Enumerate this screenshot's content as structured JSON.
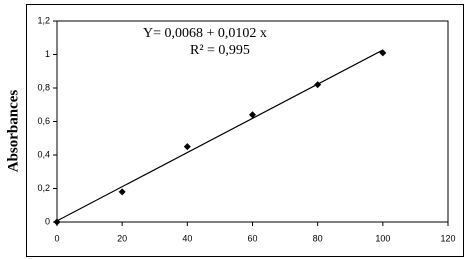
{
  "chart_data": {
    "type": "scatter",
    "y_label": "Absorbances",
    "annotations": [
      "Y= 0,0068 + 0,0102 x",
      "R² = 0,995"
    ],
    "x": [
      0,
      20,
      40,
      60,
      80,
      100
    ],
    "values": [
      0,
      0.18,
      0.45,
      0.64,
      0.82,
      1.01
    ],
    "color": "#000000",
    "trendline": {
      "intercept": 0.0068,
      "slope": 0.0102,
      "color": "#000000"
    },
    "xlim": [
      0,
      120
    ],
    "xticks": [
      0,
      20,
      40,
      60,
      80,
      100,
      120
    ],
    "ylim": [
      0,
      1.2
    ],
    "yticks": [
      0,
      {
        "value": 0.2,
        "label": "0,2"
      },
      {
        "value": 0.4,
        "label": "0,4"
      },
      {
        "value": 0.6,
        "label": "0,6"
      },
      {
        "value": 0.8,
        "label": "0,8"
      },
      1,
      {
        "value": 1.2,
        "label": "1,2"
      }
    ],
    "grid": false
  }
}
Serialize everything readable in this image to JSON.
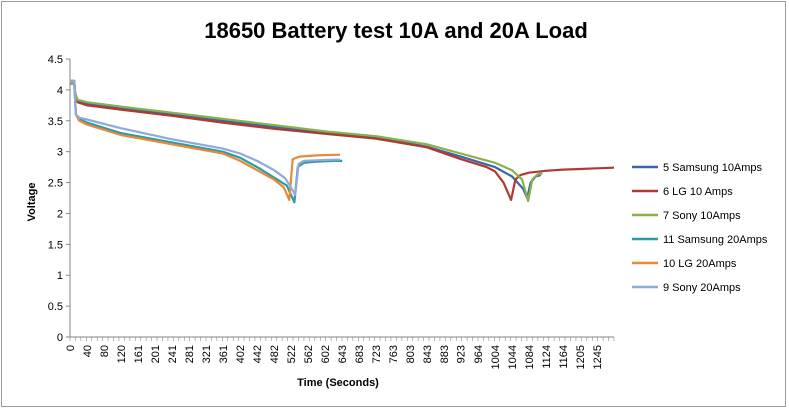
{
  "chart_data": {
    "type": "line",
    "title": "18650 Battery test 10A and 20A Load",
    "xlabel": "Time (Seconds)",
    "ylabel": "Voltage",
    "ylim": [
      0,
      4.5
    ],
    "yticks": [
      "0",
      "0.5",
      "1",
      "1.5",
      "2",
      "2.5",
      "3",
      "3.5",
      "4",
      "4.5"
    ],
    "xlim": [
      0,
      1285
    ],
    "xticks": [
      "0",
      "40",
      "80",
      "120",
      "161",
      "201",
      "241",
      "281",
      "321",
      "361",
      "402",
      "442",
      "482",
      "522",
      "562",
      "602",
      "643",
      "683",
      "723",
      "763",
      "803",
      "843",
      "883",
      "923",
      "964",
      "1004",
      "1044",
      "1084",
      "1124",
      "1164",
      "1205",
      "1245"
    ],
    "legend_position": "right",
    "grid": false,
    "series": [
      {
        "name": "5 Samsung 10Amps",
        "color": "#3A67A8",
        "points": [
          [
            0,
            4.15
          ],
          [
            10,
            4.15
          ],
          [
            12,
            3.95
          ],
          [
            18,
            3.82
          ],
          [
            40,
            3.78
          ],
          [
            120,
            3.7
          ],
          [
            241,
            3.6
          ],
          [
            361,
            3.5
          ],
          [
            482,
            3.4
          ],
          [
            602,
            3.3
          ],
          [
            723,
            3.23
          ],
          [
            843,
            3.08
          ],
          [
            923,
            2.92
          ],
          [
            1004,
            2.75
          ],
          [
            1044,
            2.6
          ],
          [
            1070,
            2.4
          ],
          [
            1080,
            2.25
          ],
          [
            1088,
            2.5
          ],
          [
            1100,
            2.6
          ],
          [
            1112,
            2.62
          ]
        ]
      },
      {
        "name": "6 LG 10 Amps",
        "color": "#B03A32",
        "points": [
          [
            0,
            4.15
          ],
          [
            10,
            4.15
          ],
          [
            12,
            3.95
          ],
          [
            18,
            3.8
          ],
          [
            40,
            3.75
          ],
          [
            120,
            3.68
          ],
          [
            241,
            3.58
          ],
          [
            361,
            3.47
          ],
          [
            482,
            3.37
          ],
          [
            602,
            3.29
          ],
          [
            723,
            3.21
          ],
          [
            843,
            3.07
          ],
          [
            923,
            2.88
          ],
          [
            984,
            2.75
          ],
          [
            1004,
            2.68
          ],
          [
            1024,
            2.5
          ],
          [
            1042,
            2.22
          ],
          [
            1052,
            2.55
          ],
          [
            1064,
            2.62
          ],
          [
            1084,
            2.66
          ],
          [
            1124,
            2.69
          ],
          [
            1164,
            2.71
          ],
          [
            1205,
            2.72
          ],
          [
            1245,
            2.73
          ],
          [
            1285,
            2.74
          ]
        ]
      },
      {
        "name": "7 Sony 10Amps",
        "color": "#89B04A",
        "points": [
          [
            0,
            4.15
          ],
          [
            10,
            4.15
          ],
          [
            12,
            3.95
          ],
          [
            18,
            3.84
          ],
          [
            40,
            3.8
          ],
          [
            120,
            3.73
          ],
          [
            241,
            3.63
          ],
          [
            361,
            3.53
          ],
          [
            482,
            3.43
          ],
          [
            602,
            3.33
          ],
          [
            723,
            3.25
          ],
          [
            843,
            3.12
          ],
          [
            923,
            2.97
          ],
          [
            1004,
            2.82
          ],
          [
            1044,
            2.7
          ],
          [
            1068,
            2.55
          ],
          [
            1082,
            2.2
          ],
          [
            1092,
            2.55
          ],
          [
            1104,
            2.63
          ],
          [
            1116,
            2.65
          ]
        ]
      },
      {
        "name": "11 Samsung 20Amps",
        "color": "#2E9AA6",
        "points": [
          [
            0,
            4.1
          ],
          [
            10,
            4.1
          ],
          [
            14,
            3.6
          ],
          [
            22,
            3.53
          ],
          [
            40,
            3.47
          ],
          [
            120,
            3.3
          ],
          [
            241,
            3.15
          ],
          [
            361,
            3.0
          ],
          [
            402,
            2.9
          ],
          [
            442,
            2.75
          ],
          [
            482,
            2.58
          ],
          [
            512,
            2.45
          ],
          [
            530,
            2.18
          ],
          [
            538,
            2.75
          ],
          [
            552,
            2.82
          ],
          [
            582,
            2.84
          ],
          [
            622,
            2.85
          ],
          [
            643,
            2.85
          ]
        ]
      },
      {
        "name": "10 LG 20Amps",
        "color": "#E8893A",
        "points": [
          [
            0,
            4.12
          ],
          [
            10,
            4.12
          ],
          [
            14,
            3.6
          ],
          [
            22,
            3.5
          ],
          [
            40,
            3.44
          ],
          [
            120,
            3.27
          ],
          [
            241,
            3.12
          ],
          [
            361,
            2.97
          ],
          [
            402,
            2.85
          ],
          [
            442,
            2.7
          ],
          [
            482,
            2.55
          ],
          [
            505,
            2.42
          ],
          [
            518,
            2.22
          ],
          [
            526,
            2.88
          ],
          [
            542,
            2.92
          ],
          [
            582,
            2.94
          ],
          [
            622,
            2.95
          ],
          [
            638,
            2.95
          ]
        ]
      },
      {
        "name": "9 Sony 20Amps",
        "color": "#8EA9DB",
        "points": [
          [
            0,
            4.15
          ],
          [
            10,
            4.15
          ],
          [
            14,
            3.6
          ],
          [
            22,
            3.55
          ],
          [
            40,
            3.52
          ],
          [
            120,
            3.38
          ],
          [
            241,
            3.2
          ],
          [
            361,
            3.05
          ],
          [
            402,
            2.97
          ],
          [
            442,
            2.85
          ],
          [
            482,
            2.7
          ],
          [
            508,
            2.57
          ],
          [
            522,
            2.42
          ],
          [
            532,
            2.3
          ],
          [
            540,
            2.8
          ],
          [
            552,
            2.85
          ],
          [
            582,
            2.86
          ],
          [
            622,
            2.87
          ],
          [
            638,
            2.87
          ]
        ]
      }
    ]
  }
}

+ + + + + + +

All of the lines above should be retyped precisely, apart from the pictures.

[Answer]
Enumerate this screenshot's content as structured JSON.
{
  "chart_data": {
    "type": "scatter",
    "y_label": "Absorbances",
    "annotations": [
      "Y= 0,0068 + 0,0102 x",
      "R² = 0,995"
    ],
    "x": [
      0,
      20,
      40,
      60,
      80,
      100
    ],
    "values": [
      0,
      0.18,
      0.45,
      0.64,
      0.82,
      1.01
    ],
    "color": "#000000",
    "trendline": {
      "intercept": 0.0068,
      "slope": 0.0102,
      "color": "#000000"
    },
    "xlim": [
      0,
      120
    ],
    "xticks": [
      0,
      20,
      40,
      60,
      80,
      100,
      120
    ],
    "ylim": [
      0,
      1.2
    ],
    "yticks": [
      0,
      {
        "value": 0.2,
        "label": "0,2"
      },
      {
        "value": 0.4,
        "label": "0,4"
      },
      {
        "value": 0.6,
        "label": "0,6"
      },
      {
        "value": 0.8,
        "label": "0,8"
      },
      1,
      {
        "value": 1.2,
        "label": "1,2"
      }
    ],
    "grid": false
  }
}
Serialize everything readable in this image to JSON.
{
  "chart_data": {
    "type": "line",
    "title": "18650 Battery test 10A and 20A Load",
    "xlabel": "Time (Seconds)",
    "ylabel": "Voltage",
    "ylim": [
      0,
      4.5
    ],
    "yticks": [
      "0",
      "0.5",
      "1",
      "1.5",
      "2",
      "2.5",
      "3",
      "3.5",
      "4",
      "4.5"
    ],
    "xlim": [
      0,
      1285
    ],
    "xticks": [
      "0",
      "40",
      "80",
      "120",
      "161",
      "201",
      "241",
      "281",
      "321",
      "361",
      "402",
      "442",
      "482",
      "522",
      "562",
      "602",
      "643",
      "683",
      "723",
      "763",
      "803",
      "843",
      "883",
      "923",
      "964",
      "1004",
      "1044",
      "1084",
      "1124",
      "1164",
      "1205",
      "1245"
    ],
    "legend_position": "right",
    "grid": false,
    "series": [
      {
        "name": "5 Samsung 10Amps",
        "color": "#3A67A8",
        "points": [
          [
            0,
            4.15
          ],
          [
            10,
            4.15
          ],
          [
            12,
            3.95
          ],
          [
            18,
            3.82
          ],
          [
            40,
            3.78
          ],
          [
            120,
            3.7
          ],
          [
            241,
            3.6
          ],
          [
            361,
            3.5
          ],
          [
            482,
            3.4
          ],
          [
            602,
            3.3
          ],
          [
            723,
            3.23
          ],
          [
            843,
            3.08
          ],
          [
            923,
            2.92
          ],
          [
            1004,
            2.75
          ],
          [
            1044,
            2.6
          ],
          [
            1070,
            2.4
          ],
          [
            1080,
            2.25
          ],
          [
            1088,
            2.5
          ],
          [
            1100,
            2.6
          ],
          [
            1112,
            2.62
          ]
        ]
      },
      {
        "name": "6 LG 10 Amps",
        "color": "#B03A32",
        "points": [
          [
            0,
            4.15
          ],
          [
            10,
            4.15
          ],
          [
            12,
            3.95
          ],
          [
            18,
            3.8
          ],
          [
            40,
            3.75
          ],
          [
            120,
            3.68
          ],
          [
            241,
            3.58
          ],
          [
            361,
            3.47
          ],
          [
            482,
            3.37
          ],
          [
            602,
            3.29
          ],
          [
            723,
            3.21
          ],
          [
            843,
            3.07
          ],
          [
            923,
            2.88
          ],
          [
            984,
            2.75
          ],
          [
            1004,
            2.68
          ],
          [
            1024,
            2.5
          ],
          [
            1042,
            2.22
          ],
          [
            1052,
            2.55
          ],
          [
            1064,
            2.62
          ],
          [
            1084,
            2.66
          ],
          [
            1124,
            2.69
          ],
          [
            1164,
            2.71
          ],
          [
            1205,
            2.72
          ],
          [
            1245,
            2.73
          ],
          [
            1285,
            2.74
          ]
        ]
      },
      {
        "name": "7 Sony 10Amps",
        "color": "#89B04A",
        "points": [
          [
            0,
            4.15
          ],
          [
            10,
            4.15
          ],
          [
            12,
            3.95
          ],
          [
            18,
            3.84
          ],
          [
            40,
            3.8
          ],
          [
            120,
            3.73
          ],
          [
            241,
            3.63
          ],
          [
            361,
            3.53
          ],
          [
            482,
            3.43
          ],
          [
            602,
            3.33
          ],
          [
            723,
            3.25
          ],
          [
            843,
            3.12
          ],
          [
            923,
            2.97
          ],
          [
            1004,
            2.82
          ],
          [
            1044,
            2.7
          ],
          [
            1068,
            2.55
          ],
          [
            1082,
            2.2
          ],
          [
            1092,
            2.55
          ],
          [
            1104,
            2.63
          ],
          [
            1116,
            2.65
          ]
        ]
      },
      {
        "name": "11 Samsung 20Amps",
        "color": "#2E9AA6",
        "points": [
          [
            0,
            4.1
          ],
          [
            10,
            4.1
          ],
          [
            14,
            3.6
          ],
          [
            22,
            3.53
          ],
          [
            40,
            3.47
          ],
          [
            120,
            3.3
          ],
          [
            241,
            3.15
          ],
          [
            361,
            3.0
          ],
          [
            402,
            2.9
          ],
          [
            442,
            2.75
          ],
          [
            482,
            2.58
          ],
          [
            512,
            2.45
          ],
          [
            530,
            2.18
          ],
          [
            538,
            2.75
          ],
          [
            552,
            2.82
          ],
          [
            582,
            2.84
          ],
          [
            622,
            2.85
          ],
          [
            643,
            2.85
          ]
        ]
      },
      {
        "name": "10 LG 20Amps",
        "color": "#E8893A",
        "points": [
          [
            0,
            4.12
          ],
          [
            10,
            4.12
          ],
          [
            14,
            3.6
          ],
          [
            22,
            3.5
          ],
          [
            40,
            3.44
          ],
          [
            120,
            3.27
          ],
          [
            241,
            3.12
          ],
          [
            361,
            2.97
          ],
          [
            402,
            2.85
          ],
          [
            442,
            2.7
          ],
          [
            482,
            2.55
          ],
          [
            505,
            2.42
          ],
          [
            518,
            2.22
          ],
          [
            526,
            2.88
          ],
          [
            542,
            2.92
          ],
          [
            582,
            2.94
          ],
          [
            622,
            2.95
          ],
          [
            638,
            2.95
          ]
        ]
      },
      {
        "name": "9 Sony 20Amps",
        "color": "#8EA9DB",
        "points": [
          [
            0,
            4.15
          ],
          [
            10,
            4.15
          ],
          [
            14,
            3.6
          ],
          [
            22,
            3.55
          ],
          [
            40,
            3.52
          ],
          [
            120,
            3.38
          ],
          [
            241,
            3.2
          ],
          [
            361,
            3.05
          ],
          [
            402,
            2.97
          ],
          [
            442,
            2.85
          ],
          [
            482,
            2.7
          ],
          [
            508,
            2.57
          ],
          [
            522,
            2.42
          ],
          [
            532,
            2.3
          ],
          [
            540,
            2.8
          ],
          [
            552,
            2.85
          ],
          [
            582,
            2.86
          ],
          [
            622,
            2.87
          ],
          [
            638,
            2.87
          ]
        ]
      }
    ]
  }
}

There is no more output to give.